# start of Extracted records

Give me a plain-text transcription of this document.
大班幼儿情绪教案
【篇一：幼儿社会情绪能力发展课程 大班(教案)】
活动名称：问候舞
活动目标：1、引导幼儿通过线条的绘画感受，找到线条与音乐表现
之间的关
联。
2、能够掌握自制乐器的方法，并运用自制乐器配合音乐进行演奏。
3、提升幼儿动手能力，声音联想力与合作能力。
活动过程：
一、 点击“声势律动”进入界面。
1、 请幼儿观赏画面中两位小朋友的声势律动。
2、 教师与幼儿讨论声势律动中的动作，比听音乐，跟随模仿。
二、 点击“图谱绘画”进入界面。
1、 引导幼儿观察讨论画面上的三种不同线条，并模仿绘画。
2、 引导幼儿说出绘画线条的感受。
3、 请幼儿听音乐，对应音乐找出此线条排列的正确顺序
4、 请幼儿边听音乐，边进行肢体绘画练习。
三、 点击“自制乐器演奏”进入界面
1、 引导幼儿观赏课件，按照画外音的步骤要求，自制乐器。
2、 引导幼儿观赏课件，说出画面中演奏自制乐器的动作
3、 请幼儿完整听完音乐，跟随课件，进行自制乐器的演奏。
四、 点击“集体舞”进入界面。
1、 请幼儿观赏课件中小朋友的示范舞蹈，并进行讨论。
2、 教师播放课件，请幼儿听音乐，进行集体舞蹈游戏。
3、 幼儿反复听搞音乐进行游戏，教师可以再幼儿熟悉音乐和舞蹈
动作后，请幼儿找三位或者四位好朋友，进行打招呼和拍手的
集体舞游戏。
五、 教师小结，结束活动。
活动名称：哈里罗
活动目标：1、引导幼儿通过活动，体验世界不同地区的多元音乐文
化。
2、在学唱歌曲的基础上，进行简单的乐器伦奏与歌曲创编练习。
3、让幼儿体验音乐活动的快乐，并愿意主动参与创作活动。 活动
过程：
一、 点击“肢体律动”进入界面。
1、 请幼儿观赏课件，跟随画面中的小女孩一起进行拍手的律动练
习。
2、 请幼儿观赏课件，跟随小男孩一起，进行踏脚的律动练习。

# end of Extracted records

### Goal
Copy every line exactly. Leave nothing out.

### The output
Give me a plain-text transcription of this document.
大班幼儿情绪教案
【篇一：幼儿社会情绪能力发展课程 大班(教案)】
活动名称：问候舞
活动目标：1、引导幼儿通过线条的绘画感受，找到线条与音乐表现
之间的关
联。
2、能够掌握自制乐器的方法，并运用自制乐器配合音乐进行演奏。
3、提升幼儿动手能力，声音联想力与合作能力。
活动过程：
一、 点击“声势律动”进入界面。
1、 请幼儿观赏画面中两位小朋友的声势律动。
2、 教师与幼儿讨论声势律动中的动作，比听音乐，跟随模仿。
二、 点击“图谱绘画”进入界面。
1、 引导幼儿观察讨论画面上的三种不同线条，并模仿绘画。
2、 引导幼儿说出绘画线条的感受。
3、 请幼儿听音乐，对应音乐找出此线条排列的正确顺序
4、 请幼儿边听音乐，边进行肢体绘画练习。
三、 点击“自制乐器演奏”进入界面
1、 引导幼儿观赏课件，按照画外音的步骤要求，自制乐器。
2、 引导幼儿观赏课件，说出画面中演奏自制乐器的动作
3、 请幼儿完整听完音乐，跟随课件，进行自制乐器的演奏。
四、 点击“集体舞”进入界面。
1、 请幼儿观赏课件中小朋友的示范舞蹈，并进行讨论。
2、 教师播放课件，请幼儿听音乐，进行集体舞蹈游戏。
3、 幼儿反复听搞音乐进行游戏，教师可以再幼儿熟悉音乐和舞蹈
动作后，请幼儿找三位或者四位好朋友，进行打招呼和拍手的
集体舞游戏。
五、 教师小结，结束活动。
活动名称：哈里罗
活动目标：1、引导幼儿通过活动，体验世界不同地区的多元音乐文
化。
2、在学唱歌曲的基础上，进行简单的乐器伦奏与歌曲创编练习。
3、让幼儿体验音乐活动的快乐，并愿意主动参与创作活动。 活动
过程：
一、 点击“肢体律动”进入界面。
1、 请幼儿观赏课件，跟随画面中的小女孩一起进行拍手的律动练
习。
2、 请幼儿观赏课件，跟随小男孩一起，进行踏脚的律动练习。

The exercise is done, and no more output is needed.